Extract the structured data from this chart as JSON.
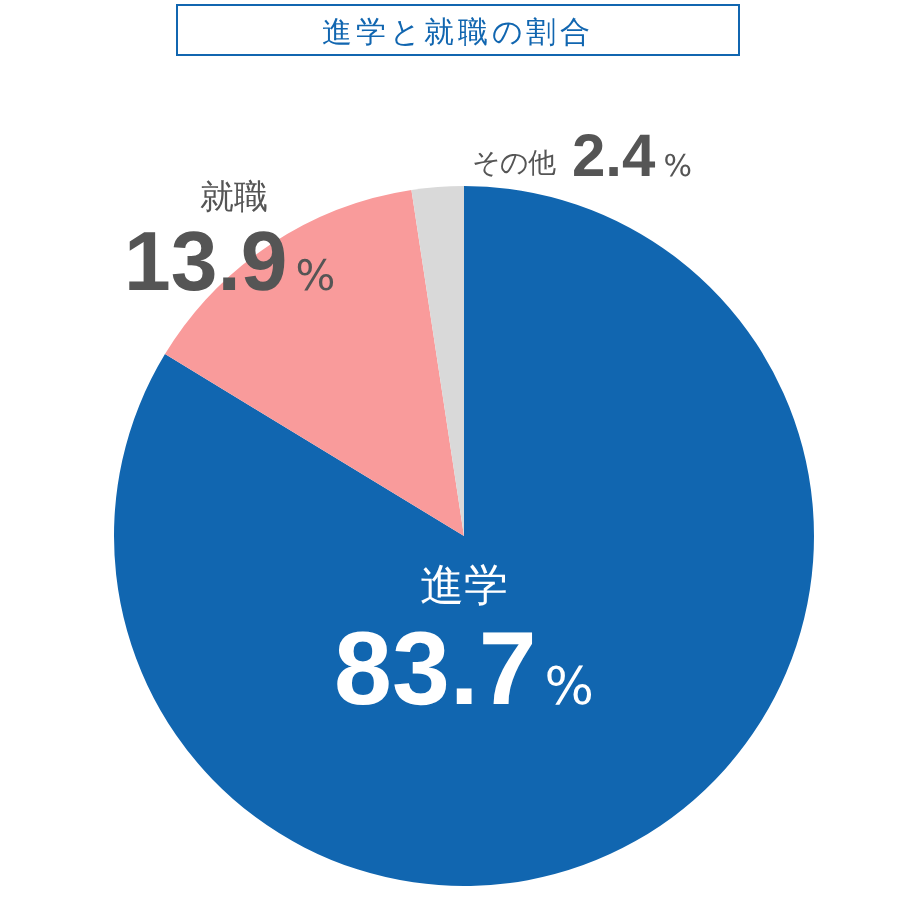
{
  "chart_data": {
    "type": "pie",
    "title": "進学と就職の割合",
    "categories": [
      "進学",
      "就職",
      "その他"
    ],
    "values": [
      83.7,
      13.9,
      2.4
    ],
    "colors": [
      "#1166b0",
      "#f99b9b",
      "#d9d9d9"
    ],
    "value_labels": [
      "83.7%",
      "13.9%",
      "2.4%"
    ],
    "legend": false
  }
}
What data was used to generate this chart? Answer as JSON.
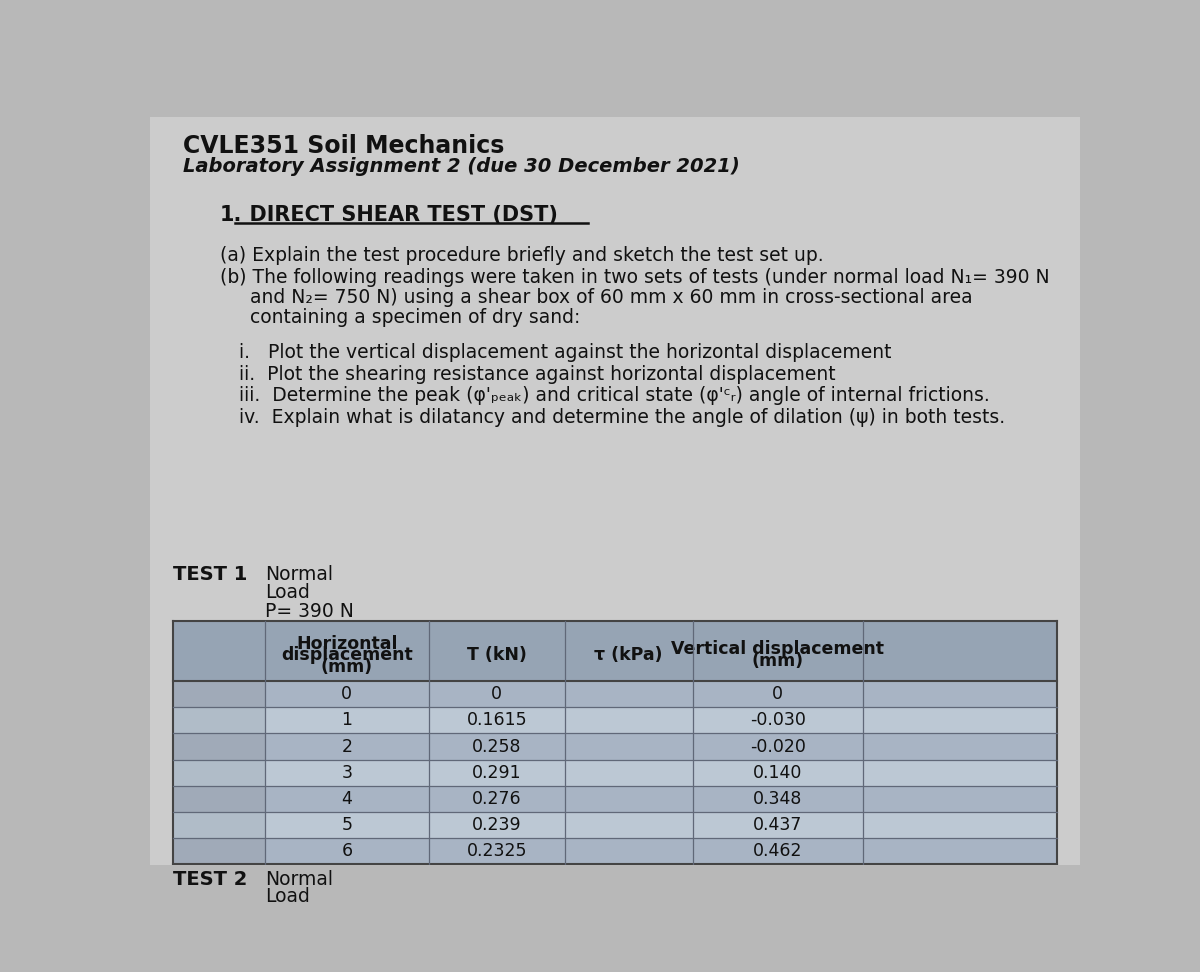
{
  "title_line1": "CVLE351 Soil Mechanics",
  "title_line2": "Laboratory Assignment 2 (due 30 December 2021)",
  "section_num": "1.",
  "section_text": "  DIRECT SHEAR TEST (DST)",
  "para_a": "(a) Explain the test procedure briefly and sketch the test set up.",
  "para_b1": "(b) The following readings were taken in two sets of tests (under normal load N₁= 390 N",
  "para_b2": "     and N₂= 750 N) using a shear box of 60 mm x 60 mm in cross-sectional area",
  "para_b3": "     containing a specimen of dry sand:",
  "item_i": "i.   Plot the vertical displacement against the horizontal displacement",
  "item_ii": "ii.  Plot the shearing resistance against horizontal displacement",
  "item_iii": "iii.  Determine the peak (φ'ₚₑₐₖ) and critical state (φ'ᶜᵣ) angle of internal frictions.",
  "item_iv": "iv.  Explain what is dilatancy and determine the angle of dilation (ψ) in both tests.",
  "test1_label": "TEST 1",
  "test1_n1": "Normal",
  "test1_n2": "Load",
  "test1_n3": "P= 390 N",
  "col_h0": "Horizontal\ndisplacement\n(mm)",
  "col_h1": "T (kN)",
  "col_h2": "τ (kPa)",
  "col_h3": "Vertical displacement\n(mm)",
  "table_data": [
    [
      "0",
      "0",
      "",
      "0"
    ],
    [
      "1",
      "0.1615",
      "",
      "-0.030"
    ],
    [
      "2",
      "0.258",
      "",
      "-0.020"
    ],
    [
      "3",
      "0.291",
      "",
      "0.140"
    ],
    [
      "4",
      "0.276",
      "",
      "0.348"
    ],
    [
      "5",
      "0.239",
      "",
      "0.437"
    ],
    [
      "6",
      "0.2325",
      "",
      "0.462"
    ]
  ],
  "test2_label": "TEST 2",
  "test2_n1": "Normal",
  "test2_n2": "Load",
  "bg_color": "#b8b8b8",
  "paper_color": "#cccccc",
  "tbl_header_bg": "#96a4b4",
  "tbl_row_dark": "#a8b4c4",
  "tbl_row_light": "#bcc8d4",
  "tbl_left_dark": "#a0aab8",
  "tbl_left_light": "#b0bcc8"
}
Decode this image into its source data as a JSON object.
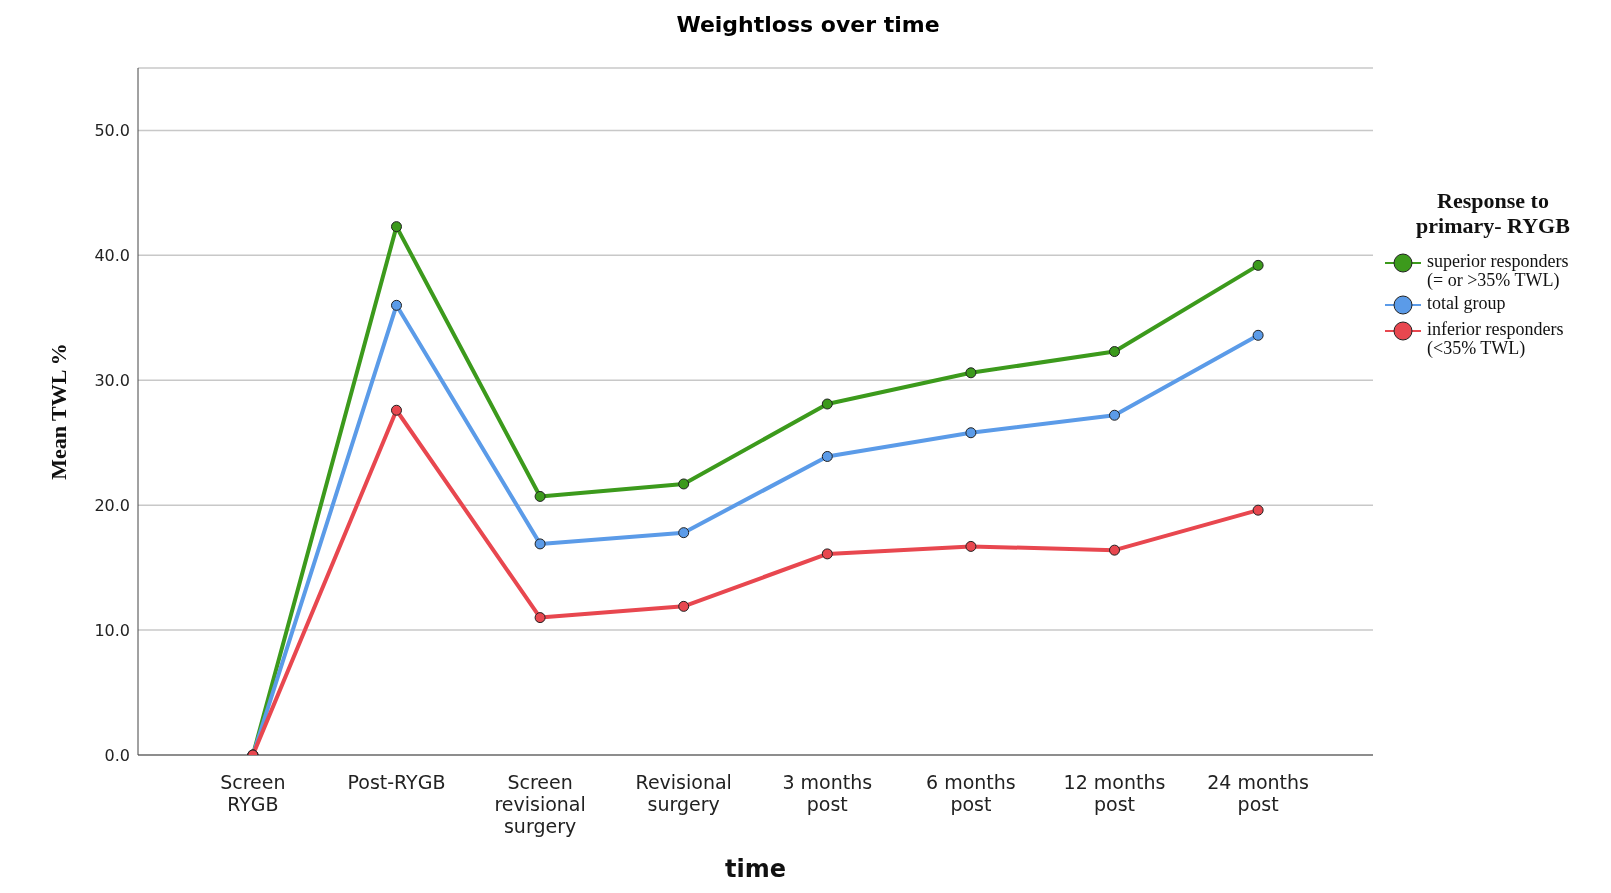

------------

### WRITTEN INSTRUCTION
Look over the records above and copy each line that includes the string "tests".

### EXERCISE SOLUTION
  "para_b1": "(b) The following readings were taken in two sets of tests (under normal load N₁= 390 N",
  "item_iv": "iv.  Explain what is dilatancy and determine the angle of dilation (ψ) in both tests.",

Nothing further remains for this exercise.